***** DATA EXCERPTS *****
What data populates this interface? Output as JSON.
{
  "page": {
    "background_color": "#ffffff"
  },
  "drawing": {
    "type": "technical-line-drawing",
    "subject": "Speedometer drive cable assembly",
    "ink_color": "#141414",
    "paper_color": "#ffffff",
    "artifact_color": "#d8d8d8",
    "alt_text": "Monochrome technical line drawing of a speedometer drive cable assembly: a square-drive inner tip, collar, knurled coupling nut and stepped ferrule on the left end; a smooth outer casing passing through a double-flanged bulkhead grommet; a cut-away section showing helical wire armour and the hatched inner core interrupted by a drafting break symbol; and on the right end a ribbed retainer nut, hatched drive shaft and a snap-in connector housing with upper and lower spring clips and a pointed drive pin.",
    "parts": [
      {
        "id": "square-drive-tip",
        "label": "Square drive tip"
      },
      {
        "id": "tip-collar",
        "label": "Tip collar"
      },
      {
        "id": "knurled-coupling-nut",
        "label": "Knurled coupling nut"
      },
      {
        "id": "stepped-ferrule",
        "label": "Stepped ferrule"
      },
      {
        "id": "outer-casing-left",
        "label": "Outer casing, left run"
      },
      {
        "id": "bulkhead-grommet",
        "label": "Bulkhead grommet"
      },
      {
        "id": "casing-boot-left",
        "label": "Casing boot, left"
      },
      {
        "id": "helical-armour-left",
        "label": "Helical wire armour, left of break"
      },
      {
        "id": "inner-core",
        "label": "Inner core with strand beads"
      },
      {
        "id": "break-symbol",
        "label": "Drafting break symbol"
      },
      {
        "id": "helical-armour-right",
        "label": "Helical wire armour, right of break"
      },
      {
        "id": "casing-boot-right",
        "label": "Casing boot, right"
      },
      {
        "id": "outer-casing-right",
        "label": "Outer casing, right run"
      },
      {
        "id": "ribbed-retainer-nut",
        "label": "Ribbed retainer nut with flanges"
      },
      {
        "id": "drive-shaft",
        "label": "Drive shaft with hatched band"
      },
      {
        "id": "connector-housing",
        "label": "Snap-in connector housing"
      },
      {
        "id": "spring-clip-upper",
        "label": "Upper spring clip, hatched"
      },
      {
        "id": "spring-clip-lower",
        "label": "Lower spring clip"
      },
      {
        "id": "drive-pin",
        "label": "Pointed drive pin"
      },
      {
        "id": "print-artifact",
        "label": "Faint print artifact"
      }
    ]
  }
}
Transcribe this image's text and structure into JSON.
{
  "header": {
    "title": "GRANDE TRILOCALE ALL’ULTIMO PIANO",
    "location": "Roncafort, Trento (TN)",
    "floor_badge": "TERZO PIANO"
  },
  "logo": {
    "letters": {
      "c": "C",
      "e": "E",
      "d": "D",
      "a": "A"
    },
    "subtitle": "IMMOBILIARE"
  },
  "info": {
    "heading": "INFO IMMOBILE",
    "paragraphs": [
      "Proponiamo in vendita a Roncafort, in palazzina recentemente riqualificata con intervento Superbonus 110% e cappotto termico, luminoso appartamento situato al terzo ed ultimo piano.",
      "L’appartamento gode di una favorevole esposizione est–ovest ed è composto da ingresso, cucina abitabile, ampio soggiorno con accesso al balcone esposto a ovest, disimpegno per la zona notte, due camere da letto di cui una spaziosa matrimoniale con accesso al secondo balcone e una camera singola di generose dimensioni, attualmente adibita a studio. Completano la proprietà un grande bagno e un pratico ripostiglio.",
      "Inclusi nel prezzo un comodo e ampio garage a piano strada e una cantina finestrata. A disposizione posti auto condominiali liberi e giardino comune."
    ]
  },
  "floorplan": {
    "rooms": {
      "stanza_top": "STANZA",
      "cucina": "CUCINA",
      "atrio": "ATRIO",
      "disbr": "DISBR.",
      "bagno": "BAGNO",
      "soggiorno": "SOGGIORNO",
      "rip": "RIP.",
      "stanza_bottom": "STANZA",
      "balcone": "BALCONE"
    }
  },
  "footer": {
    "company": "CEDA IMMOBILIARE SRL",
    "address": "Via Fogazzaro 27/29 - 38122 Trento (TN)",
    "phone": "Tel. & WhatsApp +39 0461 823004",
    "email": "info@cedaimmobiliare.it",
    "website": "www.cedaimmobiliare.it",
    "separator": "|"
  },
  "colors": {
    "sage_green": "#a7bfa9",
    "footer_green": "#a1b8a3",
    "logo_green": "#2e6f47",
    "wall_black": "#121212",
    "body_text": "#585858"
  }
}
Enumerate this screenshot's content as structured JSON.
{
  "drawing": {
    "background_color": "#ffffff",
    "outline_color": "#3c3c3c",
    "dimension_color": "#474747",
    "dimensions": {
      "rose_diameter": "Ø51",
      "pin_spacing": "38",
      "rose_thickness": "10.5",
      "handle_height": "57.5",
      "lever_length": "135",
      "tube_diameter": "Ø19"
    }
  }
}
*****
> _GIVEN EXERCISE_
All entries shown above should be printed again exactly.

> _RESPONSE TO THIS EXERCISE_
What data populates this interface? Output as JSON.
{
  "page": {
    "background_color": "#ffffff"
  },
  "drawing": {
    "type": "technical-line-drawing",
    "subject": "Speedometer drive cable assembly",
    "ink_color": "#141414",
    "paper_color": "#ffffff",
    "artifact_color": "#d8d8d8",
    "alt_text": "Monochrome technical line drawing of a speedometer drive cable assembly: a square-drive inner tip, collar, knurled coupling nut and stepped ferrule on the left end; a smooth outer casing passing through a double-flanged bulkhead grommet; a cut-away section showing helical wire armour and the hatched inner core interrupted by a drafting break symbol; and on the right end a ribbed retainer nut, hatched drive shaft and a snap-in connector housing with upper and lower spring clips and a pointed drive pin.",
    "parts": [
      {
        "id": "square-drive-tip",
        "label": "Square drive tip"
      },
      {
        "id": "tip-collar",
        "label": "Tip collar"
      },
      {
        "id": "knurled-coupling-nut",
        "label": "Knurled coupling nut"
      },
      {
        "id": "stepped-ferrule",
        "label": "Stepped ferrule"
      },
      {
        "id": "outer-casing-left",
        "label": "Outer casing, left run"
      },
      {
        "id": "bulkhead-grommet",
        "label": "Bulkhead grommet"
      },
      {
        "id": "casing-boot-left",
        "label": "Casing boot, left"
      },
      {
        "id": "helical-armour-left",
        "label": "Helical wire armour, left of break"
      },
      {
        "id": "inner-core",
        "label": "Inner core with strand beads"
      },
      {
        "id": "break-symbol",
        "label": "Drafting break symbol"
      },
      {
        "id": "helical-armour-right",
        "label": "Helical wire armour, right of break"
      },
      {
        "id": "casing-boot-right",
        "label": "Casing boot, right"
      },
      {
        "id": "outer-casing-right",
        "label": "Outer casing, right run"
      },
      {
        "id": "ribbed-retainer-nut",
        "label": "Ribbed retainer nut with flanges"
      },
      {
        "id": "drive-shaft",
        "label": "Drive shaft with hatched band"
      },
      {
        "id": "connector-housing",
        "label": "Snap-in connector housing"
      },
      {
        "id": "spring-clip-upper",
        "label": "Upper spring clip, hatched"
      },
      {
        "id": "spring-clip-lower",
        "label": "Lower spring clip"
      },
      {
        "id": "drive-pin",
        "label": "Pointed drive pin"
      },
      {
        "id": "print-artifact",
        "label": "Faint print artifact"
      }
    ]
  }
}
Transcribe this image's text and structure into JSON.
{
  "header": {
    "title": "GRANDE TRILOCALE ALL’ULTIMO PIANO",
    "location": "Roncafort, Trento (TN)",
    "floor_badge": "TERZO PIANO"
  },
  "logo": {
    "letters": {
      "c": "C",
      "e": "E",
      "d": "D",
      "a": "A"
    },
    "subtitle": "IMMOBILIARE"
  },
  "info": {
    "heading": "INFO IMMOBILE",
    "paragraphs": [
      "Proponiamo in vendita a Roncafort, in palazzina recentemente riqualificata con intervento Superbonus 110% e cappotto termico, luminoso appartamento situato al terzo ed ultimo piano.",
      "L’appartamento gode di una favorevole esposizione est–ovest ed è composto da ingresso, cucina abitabile, ampio soggiorno con accesso al balcone esposto a ovest, disimpegno per la zona notte, due camere da letto di cui una spaziosa matrimoniale con accesso al secondo balcone e una camera singola di generose dimensioni, attualmente adibita a studio. Completano la proprietà un grande bagno e un pratico ripostiglio.",
      "Inclusi nel prezzo un comodo e ampio garage a piano strada e una cantina finestrata. A disposizione posti auto condominiali liberi e giardino comune."
    ]
  },
  "floorplan": {
    "rooms": {
      "stanza_top": "STANZA",
      "cucina": "CUCINA",
      "atrio": "ATRIO",
      "disbr": "DISBR.",
      "bagno": "BAGNO",
      "soggiorno": "SOGGIORNO",
      "rip": "RIP.",
      "stanza_bottom": "STANZA",
      "balcone": "BALCONE"
    }
  },
  "footer": {
    "company": "CEDA IMMOBILIARE SRL",
    "address": "Via Fogazzaro 27/29 - 38122 Trento (TN)",
    "phone": "Tel. & WhatsApp +39 0461 823004",
    "email": "info@cedaimmobiliare.it",
    "website": "www.cedaimmobiliare.it",
    "separator": "|"
  },
  "colors": {
    "sage_green": "#a7bfa9",
    "footer_green": "#a1b8a3",
    "logo_green": "#2e6f47",
    "wall_black": "#121212",
    "body_text": "#585858"
  }
}
Enumerate this screenshot's content as structured JSON.
{
  "drawing": {
    "background_color": "#ffffff",
    "outline_color": "#3c3c3c",
    "dimension_color": "#474747",
    "dimensions": {
      "rose_diameter": "Ø51",
      "pin_spacing": "38",
      "rose_thickness": "10.5",
      "handle_height": "57.5",
      "lever_length": "135",
      "tube_diameter": "Ø19"
    }
  }
}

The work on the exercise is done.